_Request:_ Print out each record below, unaltered and complete, without its images.
━━━━━ Dataset content ━━━━━
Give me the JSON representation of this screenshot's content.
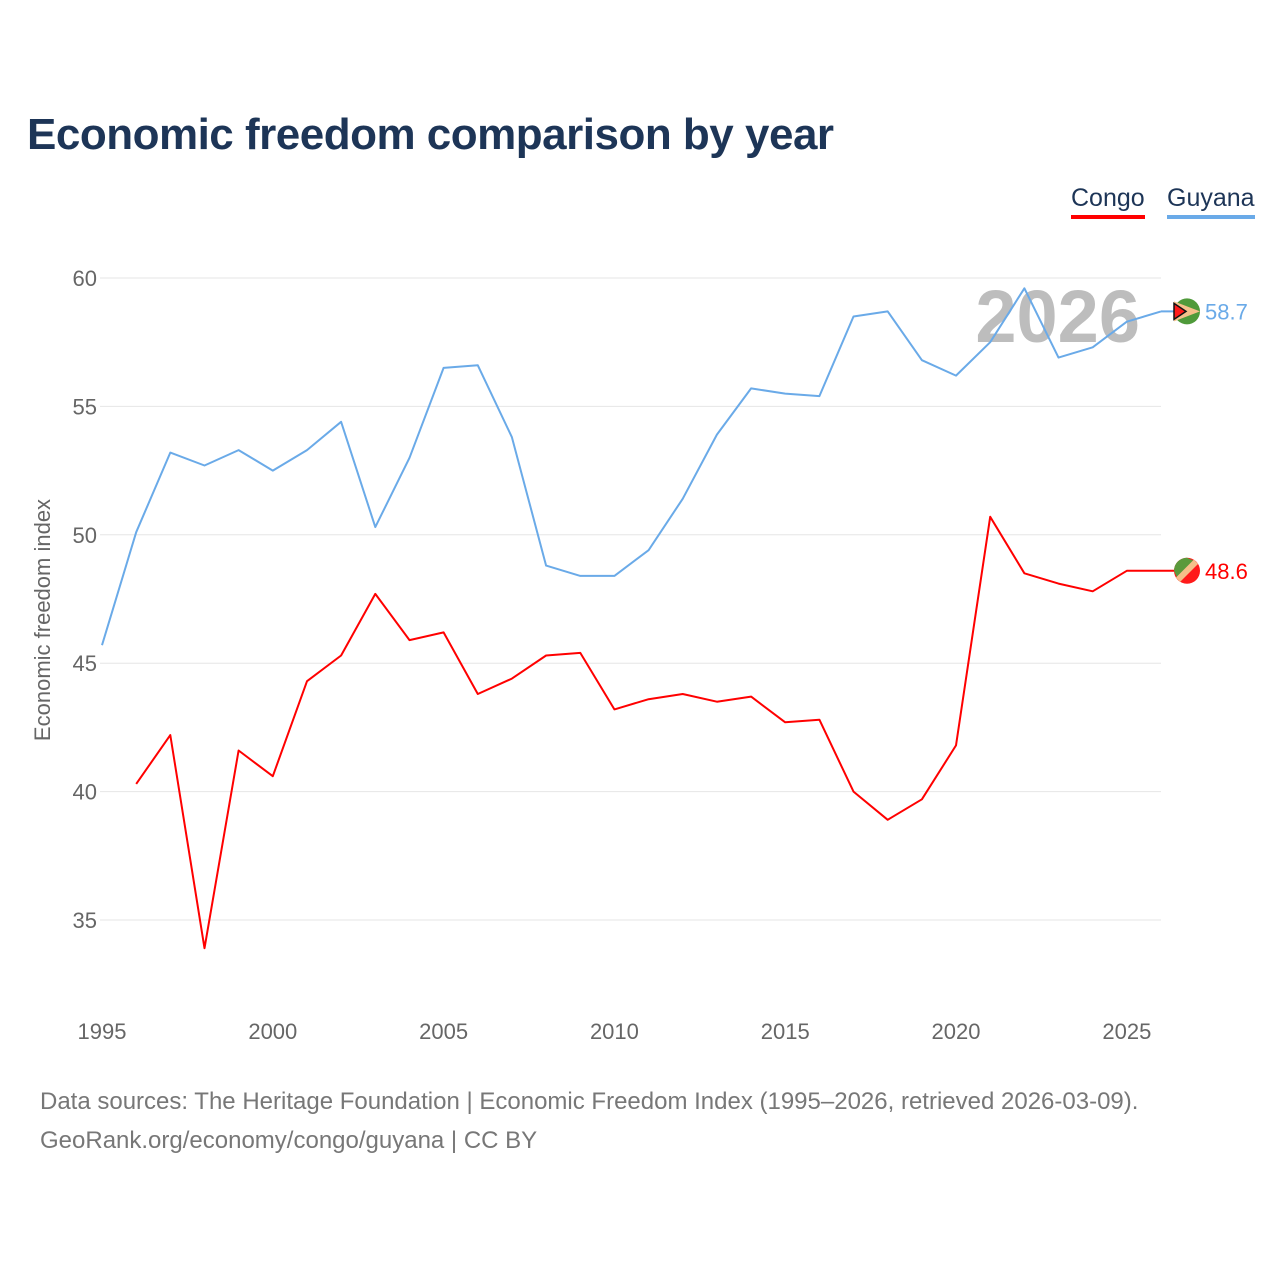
{
  "chart_data": {
    "type": "line",
    "title": "Economic freedom comparison by year",
    "xlabel": "",
    "ylabel": "Economic freedom index",
    "xlim": [
      1995,
      2026
    ],
    "ylim": [
      32.5,
      61
    ],
    "yticks": [
      35,
      40,
      45,
      50,
      55,
      60
    ],
    "xticks": [
      1995,
      2000,
      2005,
      2010,
      2015,
      2020,
      2025
    ],
    "grid": true,
    "legend_position": "top-right",
    "year_watermark": "2026",
    "series": [
      {
        "name": "Congo",
        "color": "#ff0000",
        "end_label": "48.6",
        "x": [
          1996,
          1997,
          1998,
          1999,
          2000,
          2001,
          2002,
          2003,
          2004,
          2005,
          2006,
          2007,
          2008,
          2009,
          2010,
          2011,
          2012,
          2013,
          2014,
          2015,
          2016,
          2017,
          2018,
          2019,
          2020,
          2021,
          2022,
          2023,
          2024,
          2025,
          2026
        ],
        "values": [
          40.3,
          42.2,
          33.9,
          41.6,
          40.6,
          44.3,
          45.3,
          47.7,
          45.9,
          46.2,
          43.8,
          44.4,
          45.3,
          45.4,
          43.2,
          43.6,
          43.8,
          43.5,
          43.7,
          42.7,
          42.8,
          40.0,
          38.9,
          39.7,
          41.8,
          50.7,
          48.5,
          48.1,
          47.8,
          48.6,
          48.6
        ]
      },
      {
        "name": "Guyana",
        "color": "#6aaae8",
        "end_label": "58.7",
        "x": [
          1995,
          1996,
          1997,
          1998,
          1999,
          2000,
          2001,
          2002,
          2003,
          2004,
          2005,
          2006,
          2007,
          2008,
          2009,
          2010,
          2011,
          2012,
          2013,
          2014,
          2015,
          2016,
          2017,
          2018,
          2019,
          2020,
          2021,
          2022,
          2023,
          2024,
          2025,
          2026
        ],
        "values": [
          45.7,
          50.1,
          53.2,
          52.7,
          53.3,
          52.5,
          53.3,
          54.4,
          50.3,
          53.0,
          56.5,
          56.6,
          53.8,
          48.8,
          48.4,
          48.4,
          49.4,
          51.4,
          53.9,
          55.7,
          55.5,
          55.4,
          58.5,
          58.7,
          56.8,
          56.2,
          57.5,
          59.6,
          56.9,
          57.3,
          58.3,
          58.7
        ]
      }
    ]
  },
  "footer": {
    "line1": "Data sources: The Heritage Foundation | Economic Freedom Index (1995–2026, retrieved 2026-03-09).",
    "line2": "GeoRank.org/economy/congo/guyana | CC BY"
  }
}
━━━━━
_Answer for this exercise:_
Give me the JSON representation of this screenshot's content.
{
  "chart_data": {
    "type": "line",
    "title": "Economic freedom comparison by year",
    "xlabel": "",
    "ylabel": "Economic freedom index",
    "xlim": [
      1995,
      2026
    ],
    "ylim": [
      32.5,
      61
    ],
    "yticks": [
      35,
      40,
      45,
      50,
      55,
      60
    ],
    "xticks": [
      1995,
      2000,
      2005,
      2010,
      2015,
      2020,
      2025
    ],
    "grid": true,
    "legend_position": "top-right",
    "year_watermark": "2026",
    "series": [
      {
        "name": "Congo",
        "color": "#ff0000",
        "end_label": "48.6",
        "x": [
          1996,
          1997,
          1998,
          1999,
          2000,
          2001,
          2002,
          2003,
          2004,
          2005,
          2006,
          2007,
          2008,
          2009,
          2010,
          2011,
          2012,
          2013,
          2014,
          2015,
          2016,
          2017,
          2018,
          2019,
          2020,
          2021,
          2022,
          2023,
          2024,
          2025,
          2026
        ],
        "values": [
          40.3,
          42.2,
          33.9,
          41.6,
          40.6,
          44.3,
          45.3,
          47.7,
          45.9,
          46.2,
          43.8,
          44.4,
          45.3,
          45.4,
          43.2,
          43.6,
          43.8,
          43.5,
          43.7,
          42.7,
          42.8,
          40.0,
          38.9,
          39.7,
          41.8,
          50.7,
          48.5,
          48.1,
          47.8,
          48.6,
          48.6
        ]
      },
      {
        "name": "Guyana",
        "color": "#6aaae8",
        "end_label": "58.7",
        "x": [
          1995,
          1996,
          1997,
          1998,
          1999,
          2000,
          2001,
          2002,
          2003,
          2004,
          2005,
          2006,
          2007,
          2008,
          2009,
          2010,
          2011,
          2012,
          2013,
          2014,
          2015,
          2016,
          2017,
          2018,
          2019,
          2020,
          2021,
          2022,
          2023,
          2024,
          2025,
          2026
        ],
        "values": [
          45.7,
          50.1,
          53.2,
          52.7,
          53.3,
          52.5,
          53.3,
          54.4,
          50.3,
          53.0,
          56.5,
          56.6,
          53.8,
          48.8,
          48.4,
          48.4,
          49.4,
          51.4,
          53.9,
          55.7,
          55.5,
          55.4,
          58.5,
          58.7,
          56.8,
          56.2,
          57.5,
          59.6,
          56.9,
          57.3,
          58.3,
          58.7
        ]
      }
    ]
  },
  "footer": {
    "line1": "Data sources: The Heritage Foundation | Economic Freedom Index (1995–2026, retrieved 2026-03-09).",
    "line2": "GeoRank.org/economy/congo/guyana | CC BY"
  }
}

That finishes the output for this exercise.